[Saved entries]
______

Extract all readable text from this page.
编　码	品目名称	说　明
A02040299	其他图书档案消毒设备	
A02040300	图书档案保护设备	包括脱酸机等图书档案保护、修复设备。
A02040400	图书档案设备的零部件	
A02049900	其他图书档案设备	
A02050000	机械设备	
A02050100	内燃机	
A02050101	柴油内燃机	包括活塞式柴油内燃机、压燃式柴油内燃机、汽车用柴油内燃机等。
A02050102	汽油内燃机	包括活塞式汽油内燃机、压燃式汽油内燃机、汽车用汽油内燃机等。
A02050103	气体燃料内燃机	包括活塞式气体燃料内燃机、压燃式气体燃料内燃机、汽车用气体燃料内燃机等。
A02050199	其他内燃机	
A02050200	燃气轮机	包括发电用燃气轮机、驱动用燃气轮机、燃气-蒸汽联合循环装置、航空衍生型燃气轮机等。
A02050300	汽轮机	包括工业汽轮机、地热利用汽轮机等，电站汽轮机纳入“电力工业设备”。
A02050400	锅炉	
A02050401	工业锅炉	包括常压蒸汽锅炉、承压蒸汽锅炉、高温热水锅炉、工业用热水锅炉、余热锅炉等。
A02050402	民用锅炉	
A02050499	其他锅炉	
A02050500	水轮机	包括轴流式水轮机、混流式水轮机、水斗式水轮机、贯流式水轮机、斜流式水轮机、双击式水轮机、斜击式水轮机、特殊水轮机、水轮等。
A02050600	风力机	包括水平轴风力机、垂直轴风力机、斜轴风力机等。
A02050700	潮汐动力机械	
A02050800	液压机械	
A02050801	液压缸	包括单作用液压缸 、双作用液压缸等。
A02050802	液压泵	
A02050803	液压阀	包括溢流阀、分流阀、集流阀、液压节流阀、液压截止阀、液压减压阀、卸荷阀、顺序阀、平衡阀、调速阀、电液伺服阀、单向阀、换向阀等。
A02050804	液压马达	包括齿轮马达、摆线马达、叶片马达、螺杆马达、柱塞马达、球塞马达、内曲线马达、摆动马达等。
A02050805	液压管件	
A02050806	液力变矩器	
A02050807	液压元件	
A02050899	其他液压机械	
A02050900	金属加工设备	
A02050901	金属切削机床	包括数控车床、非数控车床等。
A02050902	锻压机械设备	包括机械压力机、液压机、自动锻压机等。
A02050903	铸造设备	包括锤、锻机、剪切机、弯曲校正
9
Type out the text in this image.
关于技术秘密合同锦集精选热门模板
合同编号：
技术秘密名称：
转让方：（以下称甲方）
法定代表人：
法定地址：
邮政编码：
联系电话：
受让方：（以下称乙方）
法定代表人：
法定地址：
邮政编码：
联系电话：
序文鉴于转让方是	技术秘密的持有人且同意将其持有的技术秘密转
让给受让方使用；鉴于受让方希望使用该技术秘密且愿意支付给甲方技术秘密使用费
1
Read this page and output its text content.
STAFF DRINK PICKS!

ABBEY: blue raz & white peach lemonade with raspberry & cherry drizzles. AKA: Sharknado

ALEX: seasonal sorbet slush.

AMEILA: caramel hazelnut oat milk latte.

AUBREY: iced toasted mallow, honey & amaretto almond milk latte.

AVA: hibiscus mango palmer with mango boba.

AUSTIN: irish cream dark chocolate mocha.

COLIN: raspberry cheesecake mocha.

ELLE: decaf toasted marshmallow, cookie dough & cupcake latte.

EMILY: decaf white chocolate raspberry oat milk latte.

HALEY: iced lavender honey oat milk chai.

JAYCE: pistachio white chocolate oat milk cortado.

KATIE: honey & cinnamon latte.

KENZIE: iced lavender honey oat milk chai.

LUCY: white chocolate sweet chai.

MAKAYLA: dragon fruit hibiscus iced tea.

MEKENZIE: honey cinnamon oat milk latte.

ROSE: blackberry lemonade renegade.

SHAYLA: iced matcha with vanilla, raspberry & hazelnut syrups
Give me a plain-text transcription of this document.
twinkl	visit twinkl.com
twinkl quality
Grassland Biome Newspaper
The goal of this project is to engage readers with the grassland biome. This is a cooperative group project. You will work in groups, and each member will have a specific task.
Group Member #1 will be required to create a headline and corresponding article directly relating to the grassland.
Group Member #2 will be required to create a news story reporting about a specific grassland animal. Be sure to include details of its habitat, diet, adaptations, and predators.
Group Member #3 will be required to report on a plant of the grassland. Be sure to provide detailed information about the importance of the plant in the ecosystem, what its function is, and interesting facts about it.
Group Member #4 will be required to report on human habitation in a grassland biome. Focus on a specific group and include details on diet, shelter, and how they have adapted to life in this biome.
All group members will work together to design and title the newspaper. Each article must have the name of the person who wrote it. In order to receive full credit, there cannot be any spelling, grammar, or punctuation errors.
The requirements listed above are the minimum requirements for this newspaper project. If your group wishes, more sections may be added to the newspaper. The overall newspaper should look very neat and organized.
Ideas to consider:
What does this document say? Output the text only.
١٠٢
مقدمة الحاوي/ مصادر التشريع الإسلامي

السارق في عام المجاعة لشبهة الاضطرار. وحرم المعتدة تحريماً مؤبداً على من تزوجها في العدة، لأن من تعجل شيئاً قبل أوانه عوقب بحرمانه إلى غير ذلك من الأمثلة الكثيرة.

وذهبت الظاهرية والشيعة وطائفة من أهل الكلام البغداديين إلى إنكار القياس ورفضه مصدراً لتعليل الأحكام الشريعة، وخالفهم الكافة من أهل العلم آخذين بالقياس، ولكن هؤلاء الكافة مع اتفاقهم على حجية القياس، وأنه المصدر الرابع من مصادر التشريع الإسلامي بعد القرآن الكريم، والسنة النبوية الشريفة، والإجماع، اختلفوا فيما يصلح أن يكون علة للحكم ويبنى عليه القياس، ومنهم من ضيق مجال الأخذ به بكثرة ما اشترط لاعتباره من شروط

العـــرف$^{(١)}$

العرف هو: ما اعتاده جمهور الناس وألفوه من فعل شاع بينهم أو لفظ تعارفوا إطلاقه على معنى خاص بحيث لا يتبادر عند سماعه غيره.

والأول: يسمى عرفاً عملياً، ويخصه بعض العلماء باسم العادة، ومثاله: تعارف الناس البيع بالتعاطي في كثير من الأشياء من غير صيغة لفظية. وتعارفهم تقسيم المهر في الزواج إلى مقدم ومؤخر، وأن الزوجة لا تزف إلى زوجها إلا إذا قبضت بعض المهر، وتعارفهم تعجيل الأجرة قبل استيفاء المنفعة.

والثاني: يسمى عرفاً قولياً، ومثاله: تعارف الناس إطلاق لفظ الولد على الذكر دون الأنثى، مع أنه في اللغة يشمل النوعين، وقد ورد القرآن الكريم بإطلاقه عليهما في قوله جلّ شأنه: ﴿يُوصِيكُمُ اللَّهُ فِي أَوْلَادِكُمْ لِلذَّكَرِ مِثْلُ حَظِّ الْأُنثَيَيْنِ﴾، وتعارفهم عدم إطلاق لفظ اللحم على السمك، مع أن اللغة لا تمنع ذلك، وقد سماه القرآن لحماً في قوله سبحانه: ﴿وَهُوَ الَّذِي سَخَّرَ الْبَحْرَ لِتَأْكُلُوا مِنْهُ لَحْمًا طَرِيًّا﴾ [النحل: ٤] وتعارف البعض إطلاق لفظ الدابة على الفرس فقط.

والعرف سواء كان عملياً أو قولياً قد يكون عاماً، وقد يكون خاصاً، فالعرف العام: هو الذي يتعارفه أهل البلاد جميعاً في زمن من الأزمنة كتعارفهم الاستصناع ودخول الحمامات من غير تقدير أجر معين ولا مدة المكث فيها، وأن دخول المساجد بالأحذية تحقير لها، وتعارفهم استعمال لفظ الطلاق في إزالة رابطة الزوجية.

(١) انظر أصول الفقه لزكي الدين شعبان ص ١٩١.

______

> [EXERCISE TASK] Review the material and copy each line in which the word "with" appears.

> [COMPLETE RESPONSE]
ABBEY: blue raz & white peach lemonade with raspberry & cherry drizzles. AKA: Sharknado
AVA: hibiscus mango palmer with mango boba.
SHAYLA: iced matcha with vanilla, raspberry & hazelnut syrups
The goal of this project is to engage readers with the grassland biome. This is a cooperative group project. You will work in groups, and each member will have a specific task.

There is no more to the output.